» SUPPLIED MATERIAL:
-- -- --

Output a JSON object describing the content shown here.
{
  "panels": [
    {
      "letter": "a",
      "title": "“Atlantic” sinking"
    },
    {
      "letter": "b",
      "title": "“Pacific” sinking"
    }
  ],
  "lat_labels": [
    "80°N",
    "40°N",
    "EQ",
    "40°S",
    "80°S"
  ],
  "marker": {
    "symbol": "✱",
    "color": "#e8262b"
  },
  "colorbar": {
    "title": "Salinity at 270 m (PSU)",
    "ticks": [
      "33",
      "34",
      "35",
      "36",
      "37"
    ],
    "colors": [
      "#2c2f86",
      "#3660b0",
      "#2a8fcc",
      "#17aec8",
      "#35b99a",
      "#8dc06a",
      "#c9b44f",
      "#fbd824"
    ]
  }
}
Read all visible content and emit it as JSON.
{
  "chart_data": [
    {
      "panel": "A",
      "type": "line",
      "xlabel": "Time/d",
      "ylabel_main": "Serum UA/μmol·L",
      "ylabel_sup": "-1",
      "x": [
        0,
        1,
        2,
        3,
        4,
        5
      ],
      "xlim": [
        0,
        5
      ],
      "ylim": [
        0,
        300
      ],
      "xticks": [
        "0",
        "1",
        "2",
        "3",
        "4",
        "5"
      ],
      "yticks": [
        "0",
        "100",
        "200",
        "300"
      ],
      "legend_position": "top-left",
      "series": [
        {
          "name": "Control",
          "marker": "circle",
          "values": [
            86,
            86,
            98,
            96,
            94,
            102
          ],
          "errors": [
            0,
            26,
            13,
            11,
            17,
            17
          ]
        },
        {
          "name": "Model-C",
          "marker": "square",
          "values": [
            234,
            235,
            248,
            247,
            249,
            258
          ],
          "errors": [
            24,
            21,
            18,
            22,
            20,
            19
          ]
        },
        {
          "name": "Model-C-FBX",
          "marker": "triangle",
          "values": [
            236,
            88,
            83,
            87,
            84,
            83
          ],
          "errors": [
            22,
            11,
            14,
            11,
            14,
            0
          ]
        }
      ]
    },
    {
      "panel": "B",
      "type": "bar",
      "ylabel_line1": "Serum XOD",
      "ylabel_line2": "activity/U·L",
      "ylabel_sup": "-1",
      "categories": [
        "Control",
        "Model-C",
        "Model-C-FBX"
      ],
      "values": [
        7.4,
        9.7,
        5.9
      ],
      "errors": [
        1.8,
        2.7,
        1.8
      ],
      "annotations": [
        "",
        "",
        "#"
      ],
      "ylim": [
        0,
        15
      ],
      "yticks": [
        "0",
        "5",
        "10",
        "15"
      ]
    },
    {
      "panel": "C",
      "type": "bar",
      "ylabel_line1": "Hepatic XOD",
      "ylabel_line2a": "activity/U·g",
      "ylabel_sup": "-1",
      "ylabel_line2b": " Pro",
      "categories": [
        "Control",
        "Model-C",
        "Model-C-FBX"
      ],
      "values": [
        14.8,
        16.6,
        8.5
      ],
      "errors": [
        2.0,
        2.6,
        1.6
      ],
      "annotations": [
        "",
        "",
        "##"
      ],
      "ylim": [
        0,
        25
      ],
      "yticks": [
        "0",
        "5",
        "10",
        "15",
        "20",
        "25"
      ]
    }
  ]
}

-- -- --

» GIVEN EXERCISE: Return the full listing, character for character.

» FINISHED EXERCISE:
Output a JSON object describing the content shown here.
{
  "panels": [
    {
      "letter": "a",
      "title": "“Atlantic” sinking"
    },
    {
      "letter": "b",
      "title": "“Pacific” sinking"
    }
  ],
  "lat_labels": [
    "80°N",
    "40°N",
    "EQ",
    "40°S",
    "80°S"
  ],
  "marker": {
    "symbol": "✱",
    "color": "#e8262b"
  },
  "colorbar": {
    "title": "Salinity at 270 m (PSU)",
    "ticks": [
      "33",
      "34",
      "35",
      "36",
      "37"
    ],
    "colors": [
      "#2c2f86",
      "#3660b0",
      "#2a8fcc",
      "#17aec8",
      "#35b99a",
      "#8dc06a",
      "#c9b44f",
      "#fbd824"
    ]
  }
}
Read all visible content and emit it as JSON.
{
  "chart_data": [
    {
      "panel": "A",
      "type": "line",
      "xlabel": "Time/d",
      "ylabel_main": "Serum UA/μmol·L",
      "ylabel_sup": "-1",
      "x": [
        0,
        1,
        2,
        3,
        4,
        5
      ],
      "xlim": [
        0,
        5
      ],
      "ylim": [
        0,
        300
      ],
      "xticks": [
        "0",
        "1",
        "2",
        "3",
        "4",
        "5"
      ],
      "yticks": [
        "0",
        "100",
        "200",
        "300"
      ],
      "legend_position": "top-left",
      "series": [
        {
          "name": "Control",
          "marker": "circle",
          "values": [
            86,
            86,
            98,
            96,
            94,
            102
          ],
          "errors": [
            0,
            26,
            13,
            11,
            17,
            17
          ]
        },
        {
          "name": "Model-C",
          "marker": "square",
          "values": [
            234,
            235,
            248,
            247,
            249,
            258
          ],
          "errors": [
            24,
            21,
            18,
            22,
            20,
            19
          ]
        },
        {
          "name": "Model-C-FBX",
          "marker": "triangle",
          "values": [
            236,
            88,
            83,
            87,
            84,
            83
          ],
          "errors": [
            22,
            11,
            14,
            11,
            14,
            0
          ]
        }
      ]
    },
    {
      "panel": "B",
      "type": "bar",
      "ylabel_line1": "Serum XOD",
      "ylabel_line2": "activity/U·L",
      "ylabel_sup": "-1",
      "categories": [
        "Control",
        "Model-C",
        "Model-C-FBX"
      ],
      "values": [
        7.4,
        9.7,
        5.9
      ],
      "errors": [
        1.8,
        2.7,
        1.8
      ],
      "annotations": [
        "",
        "",
        "#"
      ],
      "ylim": [
        0,
        15
      ],
      "yticks": [
        "0",
        "5",
        "10",
        "15"
      ]
    },
    {
      "panel": "C",
      "type": "bar",
      "ylabel_line1": "Hepatic XOD",
      "ylabel_line2a": "activity/U·g",
      "ylabel_sup": "-1",
      "ylabel_line2b": " Pro",
      "categories": [
        "Control",
        "Model-C",
        "Model-C-FBX"
      ],
      "values": [
        14.8,
        16.6,
        8.5
      ],
      "errors": [
        2.0,
        2.6,
        1.6
      ],
      "annotations": [
        "",
        "",
        "##"
      ],
      "ylim": [
        0,
        25
      ],
      "yticks": [
        "0",
        "5",
        "10",
        "15",
        "20",
        "25"
      ]
    }
  ]
}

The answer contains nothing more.